Return the records word for word. Any pictures in them are not part of the copy.

(Collection entries)
——

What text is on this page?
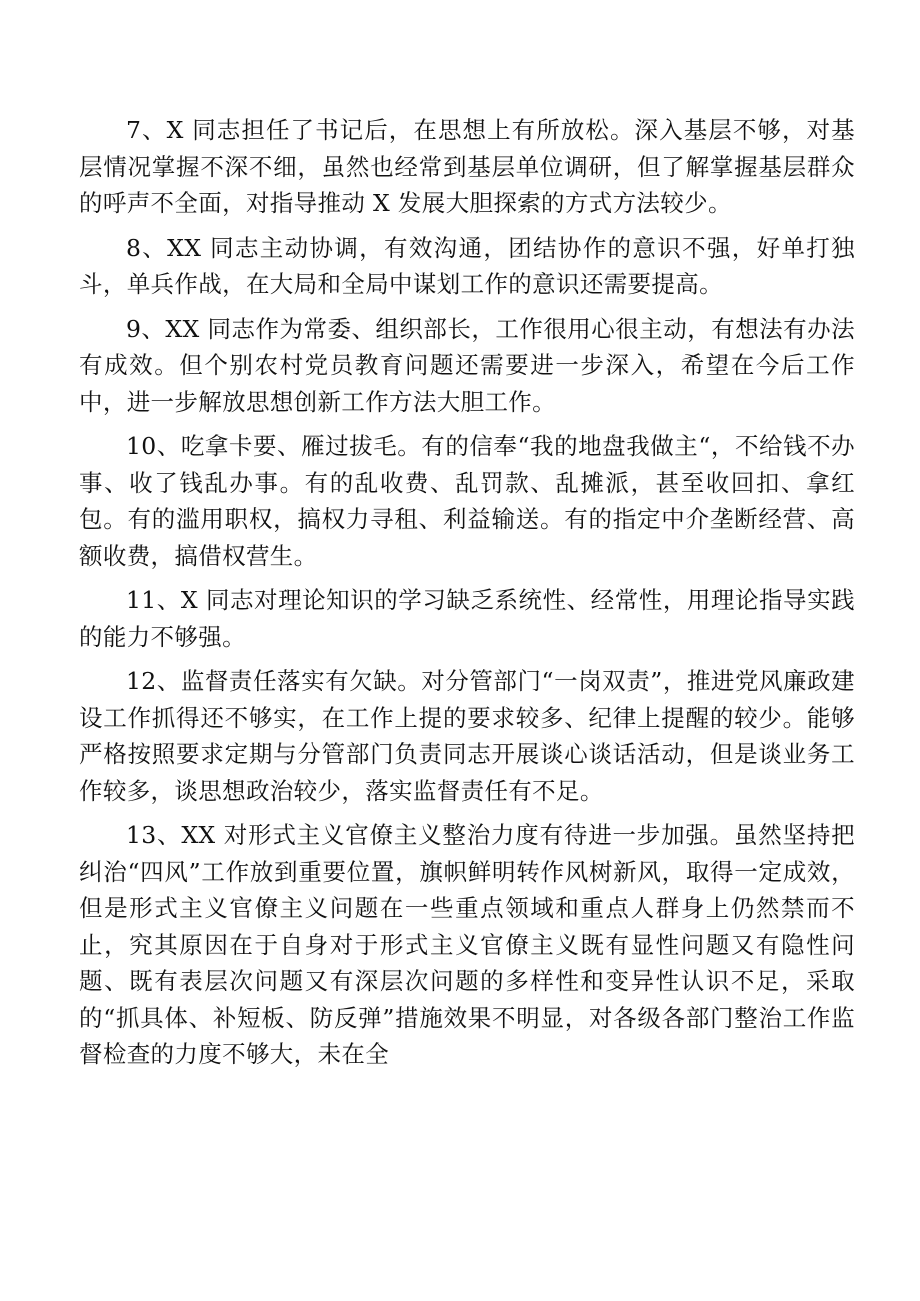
7、X 同志担任了书记后，在思想上有所放松。深入基层不够，对基层情况掌握不深不细，虽然也经常到基层单位调研，但了解掌握基层群众的呼声不全面，对指导推动 X 发展大胆探索的方式方法较少。

8、XX 同志主动协调，有效沟通，团结协作的意识不强，好单打独斗，单兵作战，在大局和全局中谋划工作的意识还需要提高。

9、XX 同志作为常委、组织部长，工作很用心很主动，有想法有办法有成效。但个别农村党员教育问题还需要进一步深入，希望在今后工作中，进一步解放思想创新工作方法大胆工作。

10、吃拿卡要、雁过拔毛。有的信奉“我的地盘我做主“，不给钱不办事、收了钱乱办事。有的乱收费、乱罚款、乱摊派，甚至收回扣、拿红包。有的滥用职权，搞权力寻租、利益输送。有的指定中介垄断经营、高额收费，搞借权营生。

11、X 同志对理论知识的学习缺乏系统性、经常性，用理论指导实践的能力不够强。

12、监督责任落实有欠缺。对分管部门“一岗双责”，推进党风廉政建设工作抓得还不够实，在工作上提的要求较多、纪律上提醒的较少。能够严格按照要求定期与分管部门负责同志开展谈心谈话活动，但是谈业务工作较多，谈思想政治较少，落实监督责任有不足。

13、XX 对形式主义官僚主义整治力度有待进一步加强。虽然坚持把纠治“四风”工作放到重要位置，旗帜鲜明转作风树新风，取得一定成效，但是形式主义官僚主义问题在一些重点领域和重点人群身上仍然禁而不止，究其原因在于自身对于形式主义官僚主义既有显性问题又有隐性问题、既有表层次问题又有深层次问题的多样性和变异性认识不足，采取的“抓具体、补短板、防反弹”措施效果不明显，对各级各部门整治工作监督检查的力度不够大，未在全
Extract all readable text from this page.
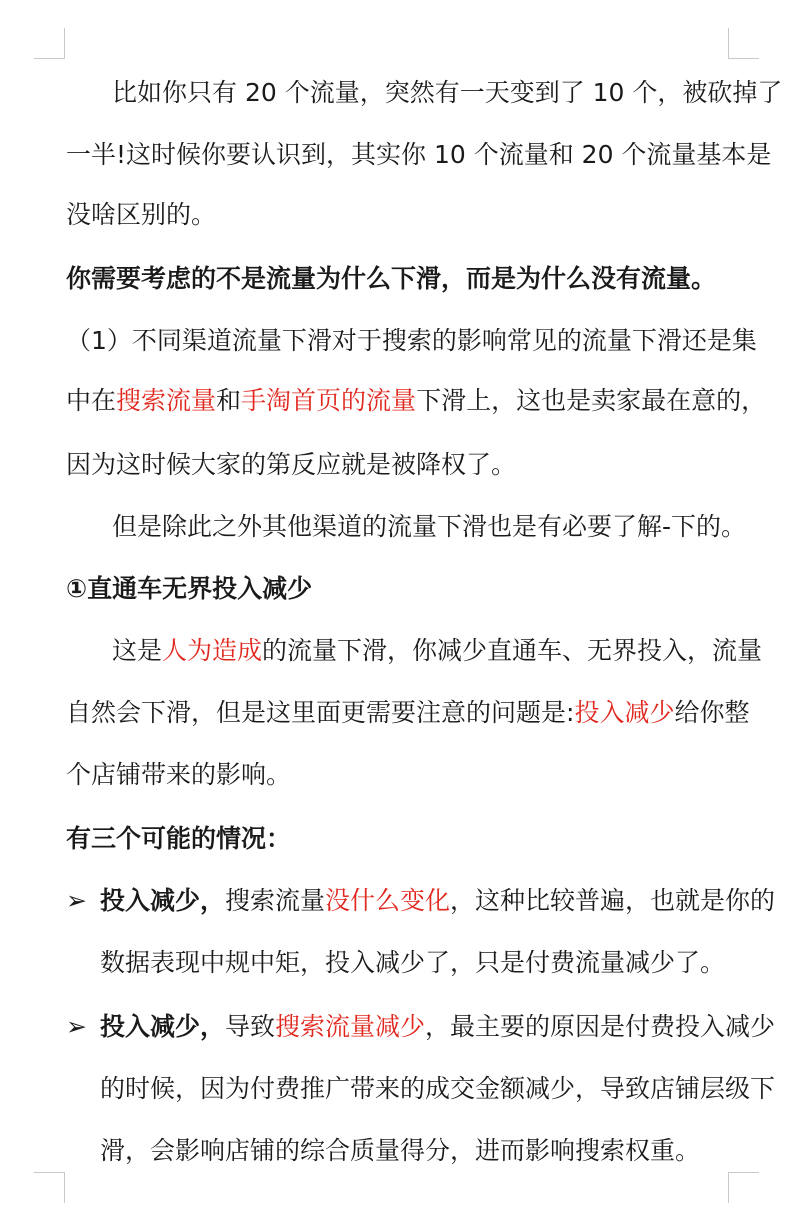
比如你只有 20 个流量，突然有一天变到了 10 个，被砍掉了
一半!这时候你要认识到，其实你 10 个流量和 20 个流量基本是
没啥区别的。
你需要考虑的不是流量为什么下滑，而是为什么没有流量。
（1）不同渠道流量下滑对于搜索的影响常见的流量下滑还是集
中在搜索流量和手淘首页的流量下滑上，这也是卖家最在意的，
因为这时候大家的第反应就是被降权了。
但是除此之外其他渠道的流量下滑也是有必要了解-下的。
①直通车无界投入减少
这是人为造成的流量下滑，你减少直通车、无界投入，流量
自然会下滑，但是这里面更需要注意的问题是:投入减少给你整
个店铺带来的影响。
有三个可能的情况：
➢ 投入减少，搜索流量没什么变化，这种比较普遍，也就是你的
数据表现中规中矩，投入减少了，只是付费流量减少了。
➢ 投入减少，导致搜索流量减少，最主要的原因是付费投入减少
的时候，因为付费推广带来的成交金额减少，导致店铺层级下
滑，会影响店铺的综合质量得分，进而影响搜索权重。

——

» Solved problem:
What text is on this page?
7、X 同志担任了书记后，在思想上有所放松。深入基层不够，对基层情况掌握不深不细，虽然也经常到基层单位调研，但了解掌握基层群众的呼声不全面，对指导推动 X 发展大胆探索的方式方法较少。

8、XX 同志主动协调，有效沟通，团结协作的意识不强，好单打独斗，单兵作战，在大局和全局中谋划工作的意识还需要提高。

9、XX 同志作为常委、组织部长，工作很用心很主动，有想法有办法有成效。但个别农村党员教育问题还需要进一步深入，希望在今后工作中，进一步解放思想创新工作方法大胆工作。

10、吃拿卡要、雁过拔毛。有的信奉“我的地盘我做主“，不给钱不办事、收了钱乱办事。有的乱收费、乱罚款、乱摊派，甚至收回扣、拿红包。有的滥用职权，搞权力寻租、利益输送。有的指定中介垄断经营、高额收费，搞借权营生。

11、X 同志对理论知识的学习缺乏系统性、经常性，用理论指导实践的能力不够强。

12、监督责任落实有欠缺。对分管部门“一岗双责”，推进党风廉政建设工作抓得还不够实，在工作上提的要求较多、纪律上提醒的较少。能够严格按照要求定期与分管部门负责同志开展谈心谈话活动，但是谈业务工作较多，谈思想政治较少，落实监督责任有不足。

13、XX 对形式主义官僚主义整治力度有待进一步加强。虽然坚持把纠治“四风”工作放到重要位置，旗帜鲜明转作风树新风，取得一定成效，但是形式主义官僚主义问题在一些重点领域和重点人群身上仍然禁而不止，究其原因在于自身对于形式主义官僚主义既有显性问题又有隐性问题、既有表层次问题又有深层次问题的多样性和变异性认识不足，采取的“抓具体、补短板、防反弹”措施效果不明显，对各级各部门整治工作监督检查的力度不够大，未在全
Extract all readable text from this page.
比如你只有 20 个流量，突然有一天变到了 10 个，被砍掉了
一半!这时候你要认识到，其实你 10 个流量和 20 个流量基本是
没啥区别的。
你需要考虑的不是流量为什么下滑，而是为什么没有流量。
（1）不同渠道流量下滑对于搜索的影响常见的流量下滑还是集
中在搜索流量和手淘首页的流量下滑上，这也是卖家最在意的，
因为这时候大家的第反应就是被降权了。
但是除此之外其他渠道的流量下滑也是有必要了解-下的。
①直通车无界投入减少
这是人为造成的流量下滑，你减少直通车、无界投入，流量
自然会下滑，但是这里面更需要注意的问题是:投入减少给你整
个店铺带来的影响。
有三个可能的情况：
➢ 投入减少，搜索流量没什么变化，这种比较普遍，也就是你的
数据表现中规中矩，投入减少了，只是付费流量减少了。
➢ 投入减少，导致搜索流量减少，最主要的原因是付费投入减少
的时候，因为付费推广带来的成交金额减少，导致店铺层级下
滑，会影响店铺的综合质量得分，进而影响搜索权重。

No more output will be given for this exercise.